▶ _Some records_:
========================================================================

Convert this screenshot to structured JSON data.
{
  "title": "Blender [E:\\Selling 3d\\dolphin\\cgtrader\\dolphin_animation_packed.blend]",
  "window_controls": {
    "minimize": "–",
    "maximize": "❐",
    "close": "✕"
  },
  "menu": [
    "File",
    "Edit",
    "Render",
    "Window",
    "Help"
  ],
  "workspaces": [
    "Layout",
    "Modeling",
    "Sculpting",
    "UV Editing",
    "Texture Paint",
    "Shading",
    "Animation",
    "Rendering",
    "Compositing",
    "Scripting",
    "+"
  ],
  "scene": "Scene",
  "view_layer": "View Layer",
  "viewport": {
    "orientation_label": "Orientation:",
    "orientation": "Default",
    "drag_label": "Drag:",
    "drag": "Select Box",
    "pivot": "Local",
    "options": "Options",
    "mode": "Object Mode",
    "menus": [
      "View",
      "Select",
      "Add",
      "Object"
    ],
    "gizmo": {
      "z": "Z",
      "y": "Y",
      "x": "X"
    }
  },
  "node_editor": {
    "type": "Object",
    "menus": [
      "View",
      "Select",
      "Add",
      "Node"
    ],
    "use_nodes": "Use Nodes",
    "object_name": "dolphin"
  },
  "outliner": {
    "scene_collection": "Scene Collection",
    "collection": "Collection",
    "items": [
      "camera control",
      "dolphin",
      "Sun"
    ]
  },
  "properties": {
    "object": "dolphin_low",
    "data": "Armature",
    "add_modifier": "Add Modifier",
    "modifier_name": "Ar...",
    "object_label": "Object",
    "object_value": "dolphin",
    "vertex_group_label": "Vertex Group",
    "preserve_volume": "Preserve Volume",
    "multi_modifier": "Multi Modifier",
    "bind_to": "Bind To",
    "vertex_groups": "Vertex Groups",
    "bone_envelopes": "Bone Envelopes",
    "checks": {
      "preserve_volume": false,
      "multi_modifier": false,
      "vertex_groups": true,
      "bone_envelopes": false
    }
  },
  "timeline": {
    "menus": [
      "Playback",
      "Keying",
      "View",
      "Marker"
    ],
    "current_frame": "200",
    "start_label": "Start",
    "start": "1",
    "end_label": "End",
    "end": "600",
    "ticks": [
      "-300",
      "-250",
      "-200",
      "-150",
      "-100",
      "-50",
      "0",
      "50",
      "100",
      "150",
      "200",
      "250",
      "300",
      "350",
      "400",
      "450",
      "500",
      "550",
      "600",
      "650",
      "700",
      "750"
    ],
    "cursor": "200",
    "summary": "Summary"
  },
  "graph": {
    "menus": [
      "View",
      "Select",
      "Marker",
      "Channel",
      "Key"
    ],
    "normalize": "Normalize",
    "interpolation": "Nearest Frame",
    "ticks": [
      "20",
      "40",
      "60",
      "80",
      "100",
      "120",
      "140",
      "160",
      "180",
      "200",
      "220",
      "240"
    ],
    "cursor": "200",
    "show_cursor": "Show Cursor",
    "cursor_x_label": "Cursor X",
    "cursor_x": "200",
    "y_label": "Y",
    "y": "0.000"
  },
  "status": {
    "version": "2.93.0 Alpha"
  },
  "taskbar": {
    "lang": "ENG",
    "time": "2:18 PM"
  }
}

========================================================================

Repeat every entry exactly as written above.

▶ _Answer to the task_:
Convert this screenshot to structured JSON data.
{
  "title": "Blender [E:\\Selling 3d\\dolphin\\cgtrader\\dolphin_animation_packed.blend]",
  "window_controls": {
    "minimize": "–",
    "maximize": "❐",
    "close": "✕"
  },
  "menu": [
    "File",
    "Edit",
    "Render",
    "Window",
    "Help"
  ],
  "workspaces": [
    "Layout",
    "Modeling",
    "Sculpting",
    "UV Editing",
    "Texture Paint",
    "Shading",
    "Animation",
    "Rendering",
    "Compositing",
    "Scripting",
    "+"
  ],
  "scene": "Scene",
  "view_layer": "View Layer",
  "viewport": {
    "orientation_label": "Orientation:",
    "orientation": "Default",
    "drag_label": "Drag:",
    "drag": "Select Box",
    "pivot": "Local",
    "options": "Options",
    "mode": "Object Mode",
    "menus": [
      "View",
      "Select",
      "Add",
      "Object"
    ],
    "gizmo": {
      "z": "Z",
      "y": "Y",
      "x": "X"
    }
  },
  "node_editor": {
    "type": "Object",
    "menus": [
      "View",
      "Select",
      "Add",
      "Node"
    ],
    "use_nodes": "Use Nodes",
    "object_name": "dolphin"
  },
  "outliner": {
    "scene_collection": "Scene Collection",
    "collection": "Collection",
    "items": [
      "camera control",
      "dolphin",
      "Sun"
    ]
  },
  "properties": {
    "object": "dolphin_low",
    "data": "Armature",
    "add_modifier": "Add Modifier",
    "modifier_name": "Ar...",
    "object_label": "Object",
    "object_value": "dolphin",
    "vertex_group_label": "Vertex Group",
    "preserve_volume": "Preserve Volume",
    "multi_modifier": "Multi Modifier",
    "bind_to": "Bind To",
    "vertex_groups": "Vertex Groups",
    "bone_envelopes": "Bone Envelopes",
    "checks": {
      "preserve_volume": false,
      "multi_modifier": false,
      "vertex_groups": true,
      "bone_envelopes": false
    }
  },
  "timeline": {
    "menus": [
      "Playback",
      "Keying",
      "View",
      "Marker"
    ],
    "current_frame": "200",
    "start_label": "Start",
    "start": "1",
    "end_label": "End",
    "end": "600",
    "ticks": [
      "-300",
      "-250",
      "-200",
      "-150",
      "-100",
      "-50",
      "0",
      "50",
      "100",
      "150",
      "200",
      "250",
      "300",
      "350",
      "400",
      "450",
      "500",
      "550",
      "600",
      "650",
      "700",
      "750"
    ],
    "cursor": "200",
    "summary": "Summary"
  },
  "graph": {
    "menus": [
      "View",
      "Select",
      "Marker",
      "Channel",
      "Key"
    ],
    "normalize": "Normalize",
    "interpolation": "Nearest Frame",
    "ticks": [
      "20",
      "40",
      "60",
      "80",
      "100",
      "120",
      "140",
      "160",
      "180",
      "200",
      "220",
      "240"
    ],
    "cursor": "200",
    "show_cursor": "Show Cursor",
    "cursor_x_label": "Cursor X",
    "cursor_x": "200",
    "y_label": "Y",
    "y": "0.000"
  },
  "status": {
    "version": "2.93.0 Alpha"
  },
  "taskbar": {
    "lang": "ENG",
    "time": "2:18 PM"
  }
}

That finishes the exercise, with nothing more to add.